Your instructions. Copy all of the material below exactly.

Entries shown.
——————

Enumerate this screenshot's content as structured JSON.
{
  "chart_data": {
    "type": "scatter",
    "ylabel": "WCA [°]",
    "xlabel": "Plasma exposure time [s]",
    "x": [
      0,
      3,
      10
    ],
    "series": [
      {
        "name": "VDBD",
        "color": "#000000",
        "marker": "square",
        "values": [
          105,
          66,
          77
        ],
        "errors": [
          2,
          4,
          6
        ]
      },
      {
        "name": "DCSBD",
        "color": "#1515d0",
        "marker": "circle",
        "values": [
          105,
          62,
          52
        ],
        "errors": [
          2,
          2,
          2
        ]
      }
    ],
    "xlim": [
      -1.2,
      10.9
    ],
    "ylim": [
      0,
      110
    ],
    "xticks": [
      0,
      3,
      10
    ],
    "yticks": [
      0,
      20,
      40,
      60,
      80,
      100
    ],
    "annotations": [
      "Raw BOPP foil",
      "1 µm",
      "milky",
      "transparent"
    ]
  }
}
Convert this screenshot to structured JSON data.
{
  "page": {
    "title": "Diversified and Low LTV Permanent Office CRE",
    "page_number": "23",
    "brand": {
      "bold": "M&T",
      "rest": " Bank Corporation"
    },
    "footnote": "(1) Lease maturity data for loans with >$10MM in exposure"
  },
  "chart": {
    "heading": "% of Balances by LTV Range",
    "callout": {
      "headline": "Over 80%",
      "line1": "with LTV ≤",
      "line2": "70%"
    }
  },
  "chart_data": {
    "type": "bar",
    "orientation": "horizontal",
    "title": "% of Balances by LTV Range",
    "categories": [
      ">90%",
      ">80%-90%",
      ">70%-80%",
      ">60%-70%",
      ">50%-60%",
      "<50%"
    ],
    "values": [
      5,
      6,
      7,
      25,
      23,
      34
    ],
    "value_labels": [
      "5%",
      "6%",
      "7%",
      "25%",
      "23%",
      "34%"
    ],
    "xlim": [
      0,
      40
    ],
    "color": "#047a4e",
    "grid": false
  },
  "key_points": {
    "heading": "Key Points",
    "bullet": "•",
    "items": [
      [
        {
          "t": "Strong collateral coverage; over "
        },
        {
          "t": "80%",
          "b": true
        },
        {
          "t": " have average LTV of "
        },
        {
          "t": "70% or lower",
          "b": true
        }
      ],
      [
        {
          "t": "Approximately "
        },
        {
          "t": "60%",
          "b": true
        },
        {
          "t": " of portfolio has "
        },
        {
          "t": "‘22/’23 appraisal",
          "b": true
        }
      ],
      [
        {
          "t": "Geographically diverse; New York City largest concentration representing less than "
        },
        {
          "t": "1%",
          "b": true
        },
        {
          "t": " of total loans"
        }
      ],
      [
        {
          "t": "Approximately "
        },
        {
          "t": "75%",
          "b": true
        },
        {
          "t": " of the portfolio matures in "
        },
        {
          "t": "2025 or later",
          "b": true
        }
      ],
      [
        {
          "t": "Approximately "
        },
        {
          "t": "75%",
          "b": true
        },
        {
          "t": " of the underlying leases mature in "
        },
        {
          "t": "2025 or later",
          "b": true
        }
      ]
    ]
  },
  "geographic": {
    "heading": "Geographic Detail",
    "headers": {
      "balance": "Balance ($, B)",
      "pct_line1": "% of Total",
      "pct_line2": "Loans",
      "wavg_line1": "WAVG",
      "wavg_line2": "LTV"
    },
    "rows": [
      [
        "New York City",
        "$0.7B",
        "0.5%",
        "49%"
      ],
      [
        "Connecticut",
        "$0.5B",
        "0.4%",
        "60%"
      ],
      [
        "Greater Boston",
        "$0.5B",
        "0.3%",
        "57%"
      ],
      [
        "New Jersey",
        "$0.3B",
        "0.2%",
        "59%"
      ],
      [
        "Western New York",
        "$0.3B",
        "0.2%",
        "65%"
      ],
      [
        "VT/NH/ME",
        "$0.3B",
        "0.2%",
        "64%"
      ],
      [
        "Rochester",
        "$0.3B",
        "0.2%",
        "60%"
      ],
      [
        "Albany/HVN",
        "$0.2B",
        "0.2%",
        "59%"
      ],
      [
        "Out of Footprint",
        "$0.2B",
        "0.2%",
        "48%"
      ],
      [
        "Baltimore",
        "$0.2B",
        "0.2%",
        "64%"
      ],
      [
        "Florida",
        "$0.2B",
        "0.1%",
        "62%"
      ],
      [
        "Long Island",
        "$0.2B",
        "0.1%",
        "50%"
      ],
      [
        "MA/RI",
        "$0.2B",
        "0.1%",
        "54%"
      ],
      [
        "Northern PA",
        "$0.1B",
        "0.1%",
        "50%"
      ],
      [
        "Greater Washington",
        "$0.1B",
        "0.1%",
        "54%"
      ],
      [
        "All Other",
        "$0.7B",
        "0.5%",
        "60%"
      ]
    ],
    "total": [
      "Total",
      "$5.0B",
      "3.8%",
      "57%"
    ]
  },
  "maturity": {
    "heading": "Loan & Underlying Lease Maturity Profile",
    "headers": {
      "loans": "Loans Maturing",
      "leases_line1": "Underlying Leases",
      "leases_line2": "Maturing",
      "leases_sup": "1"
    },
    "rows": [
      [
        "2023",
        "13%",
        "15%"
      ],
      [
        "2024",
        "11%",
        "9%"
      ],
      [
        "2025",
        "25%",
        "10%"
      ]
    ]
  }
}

——————

Correct result.
Enumerate this screenshot's content as structured JSON.
{
  "chart_data": {
    "type": "scatter",
    "ylabel": "WCA [°]",
    "xlabel": "Plasma exposure time [s]",
    "x": [
      0,
      3,
      10
    ],
    "series": [
      {
        "name": "VDBD",
        "color": "#000000",
        "marker": "square",
        "values": [
          105,
          66,
          77
        ],
        "errors": [
          2,
          4,
          6
        ]
      },
      {
        "name": "DCSBD",
        "color": "#1515d0",
        "marker": "circle",
        "values": [
          105,
          62,
          52
        ],
        "errors": [
          2,
          2,
          2
        ]
      }
    ],
    "xlim": [
      -1.2,
      10.9
    ],
    "ylim": [
      0,
      110
    ],
    "xticks": [
      0,
      3,
      10
    ],
    "yticks": [
      0,
      20,
      40,
      60,
      80,
      100
    ],
    "annotations": [
      "Raw BOPP foil",
      "1 µm",
      "milky",
      "transparent"
    ]
  }
}
Convert this screenshot to structured JSON data.
{
  "page": {
    "title": "Diversified and Low LTV Permanent Office CRE",
    "page_number": "23",
    "brand": {
      "bold": "M&T",
      "rest": " Bank Corporation"
    },
    "footnote": "(1) Lease maturity data for loans with >$10MM in exposure"
  },
  "chart": {
    "heading": "% of Balances by LTV Range",
    "callout": {
      "headline": "Over 80%",
      "line1": "with LTV ≤",
      "line2": "70%"
    }
  },
  "chart_data": {
    "type": "bar",
    "orientation": "horizontal",
    "title": "% of Balances by LTV Range",
    "categories": [
      ">90%",
      ">80%-90%",
      ">70%-80%",
      ">60%-70%",
      ">50%-60%",
      "<50%"
    ],
    "values": [
      5,
      6,
      7,
      25,
      23,
      34
    ],
    "value_labels": [
      "5%",
      "6%",
      "7%",
      "25%",
      "23%",
      "34%"
    ],
    "xlim": [
      0,
      40
    ],
    "color": "#047a4e",
    "grid": false
  },
  "key_points": {
    "heading": "Key Points",
    "bullet": "•",
    "items": [
      [
        {
          "t": "Strong collateral coverage; over "
        },
        {
          "t": "80%",
          "b": true
        },
        {
          "t": " have average LTV of "
        },
        {
          "t": "70% or lower",
          "b": true
        }
      ],
      [
        {
          "t": "Approximately "
        },
        {
          "t": "60%",
          "b": true
        },
        {
          "t": " of portfolio has "
        },
        {
          "t": "‘22/’23 appraisal",
          "b": true
        }
      ],
      [
        {
          "t": "Geographically diverse; New York City largest concentration representing less than "
        },
        {
          "t": "1%",
          "b": true
        },
        {
          "t": " of total loans"
        }
      ],
      [
        {
          "t": "Approximately "
        },
        {
          "t": "75%",
          "b": true
        },
        {
          "t": " of the portfolio matures in "
        },
        {
          "t": "2025 or later",
          "b": true
        }
      ],
      [
        {
          "t": "Approximately "
        },
        {
          "t": "75%",
          "b": true
        },
        {
          "t": " of the underlying leases mature in "
        },
        {
          "t": "2025 or later",
          "b": true
        }
      ]
    ]
  },
  "geographic": {
    "heading": "Geographic Detail",
    "headers": {
      "balance": "Balance ($, B)",
      "pct_line1": "% of Total",
      "pct_line2": "Loans",
      "wavg_line1": "WAVG",
      "wavg_line2": "LTV"
    },
    "rows": [
      [
        "New York City",
        "$0.7B",
        "0.5%",
        "49%"
      ],
      [
        "Connecticut",
        "$0.5B",
        "0.4%",
        "60%"
      ],
      [
        "Greater Boston",
        "$0.5B",
        "0.3%",
        "57%"
      ],
      [
        "New Jersey",
        "$0.3B",
        "0.2%",
        "59%"
      ],
      [
        "Western New York",
        "$0.3B",
        "0.2%",
        "65%"
      ],
      [
        "VT/NH/ME",
        "$0.3B",
        "0.2%",
        "64%"
      ],
      [
        "Rochester",
        "$0.3B",
        "0.2%",
        "60%"
      ],
      [
        "Albany/HVN",
        "$0.2B",
        "0.2%",
        "59%"
      ],
      [
        "Out of Footprint",
        "$0.2B",
        "0.2%",
        "48%"
      ],
      [
        "Baltimore",
        "$0.2B",
        "0.2%",
        "64%"
      ],
      [
        "Florida",
        "$0.2B",
        "0.1%",
        "62%"
      ],
      [
        "Long Island",
        "$0.2B",
        "0.1%",
        "50%"
      ],
      [
        "MA/RI",
        "$0.2B",
        "0.1%",
        "54%"
      ],
      [
        "Northern PA",
        "$0.1B",
        "0.1%",
        "50%"
      ],
      [
        "Greater Washington",
        "$0.1B",
        "0.1%",
        "54%"
      ],
      [
        "All Other",
        "$0.7B",
        "0.5%",
        "60%"
      ]
    ],
    "total": [
      "Total",
      "$5.0B",
      "3.8%",
      "57%"
    ]
  },
  "maturity": {
    "heading": "Loan & Underlying Lease Maturity Profile",
    "headers": {
      "loans": "Loans Maturing",
      "leases_line1": "Underlying Leases",
      "leases_line2": "Maturing",
      "leases_sup": "1"
    },
    "rows": [
      [
        "2023",
        "13%",
        "15%"
      ],
      [
        "2024",
        "11%",
        "9%"
      ],
      [
        "2025",
        "25%",
        "10%"
      ]
    ]
  }
}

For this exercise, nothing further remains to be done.